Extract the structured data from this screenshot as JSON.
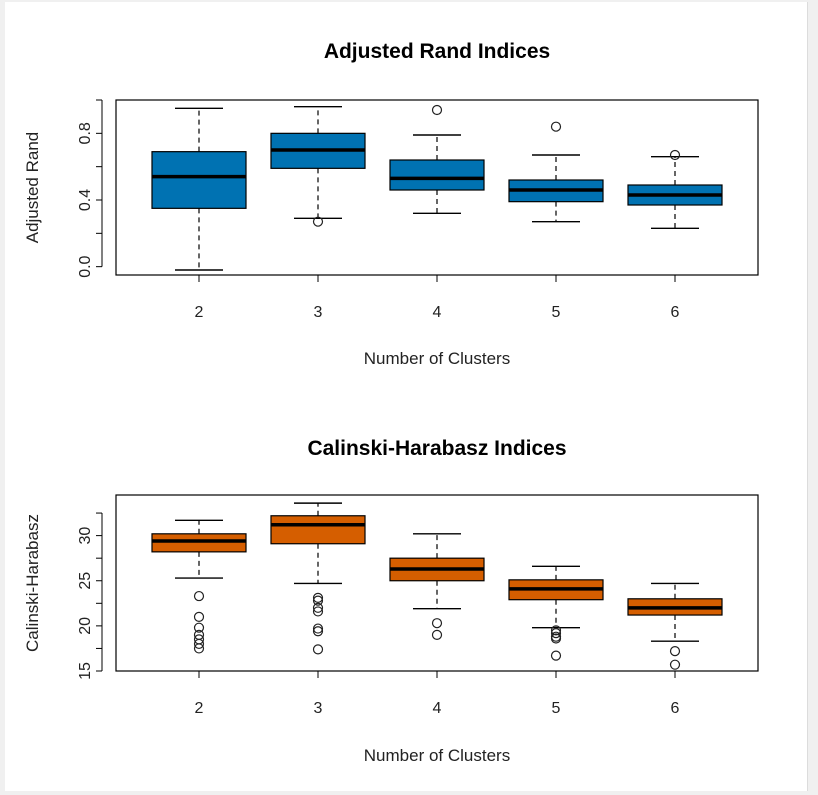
{
  "chart_data": [
    {
      "type": "box",
      "title": "Adjusted Rand Indices",
      "xlabel": "Number of Clusters",
      "ylabel": "Adjusted Rand",
      "categories": [
        "2",
        "3",
        "4",
        "5",
        "6"
      ],
      "ylim": [
        -0.05,
        1.0
      ],
      "yticks": [
        "0.0",
        "0.4",
        "0.8"
      ],
      "fill_color": "#0072b2",
      "grid": false,
      "boxes": [
        {
          "whisker_low": -0.02,
          "q1": 0.35,
          "median": 0.54,
          "q3": 0.69,
          "whisker_high": 0.95,
          "outliers": []
        },
        {
          "whisker_low": 0.29,
          "q1": 0.59,
          "median": 0.7,
          "q3": 0.8,
          "whisker_high": 0.96,
          "outliers": [
            0.27
          ]
        },
        {
          "whisker_low": 0.32,
          "q1": 0.46,
          "median": 0.53,
          "q3": 0.64,
          "whisker_high": 0.79,
          "outliers": [
            0.94
          ]
        },
        {
          "whisker_low": 0.27,
          "q1": 0.39,
          "median": 0.46,
          "q3": 0.52,
          "whisker_high": 0.67,
          "outliers": [
            0.84
          ]
        },
        {
          "whisker_low": 0.23,
          "q1": 0.37,
          "median": 0.43,
          "q3": 0.49,
          "whisker_high": 0.66,
          "outliers": [
            0.67
          ]
        }
      ]
    },
    {
      "type": "box",
      "title": "Calinski-Harabasz Indices",
      "xlabel": "Number of Clusters",
      "ylabel": "Calinski-Harabasz",
      "categories": [
        "2",
        "3",
        "4",
        "5",
        "6"
      ],
      "ylim": [
        15,
        34.5
      ],
      "yticks": [
        "15",
        "20",
        "25",
        "30"
      ],
      "fill_color": "#d55e00",
      "grid": false,
      "boxes": [
        {
          "whisker_low": 25.3,
          "q1": 28.2,
          "median": 29.4,
          "q3": 30.2,
          "whisker_high": 31.7,
          "outliers": [
            23.3,
            21.0,
            19.8,
            19.0,
            18.5,
            18.0,
            17.5
          ]
        },
        {
          "whisker_low": 24.7,
          "q1": 29.1,
          "median": 31.2,
          "q3": 32.2,
          "whisker_high": 33.6,
          "outliers": [
            23.1,
            22.8,
            22.0,
            21.6,
            19.7,
            19.4,
            17.4
          ]
        },
        {
          "whisker_low": 21.9,
          "q1": 25.0,
          "median": 26.3,
          "q3": 27.5,
          "whisker_high": 30.2,
          "outliers": [
            20.3,
            19.0
          ]
        },
        {
          "whisker_low": 19.8,
          "q1": 22.9,
          "median": 24.1,
          "q3": 25.1,
          "whisker_high": 26.6,
          "outliers": [
            19.5,
            19.2,
            18.8,
            18.6,
            16.7
          ]
        },
        {
          "whisker_low": 18.3,
          "q1": 21.2,
          "median": 22.0,
          "q3": 23.0,
          "whisker_high": 24.7,
          "outliers": [
            17.2,
            15.7
          ]
        }
      ]
    }
  ]
}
::::::
GIVEN INSTRUCTION
Filter the entries down to the lines with the word "Harabasz" in them.

FULL SOLUTION
      "title": "Calinski-Harabasz Indices",
      "ylabel": "Calinski-Harabasz",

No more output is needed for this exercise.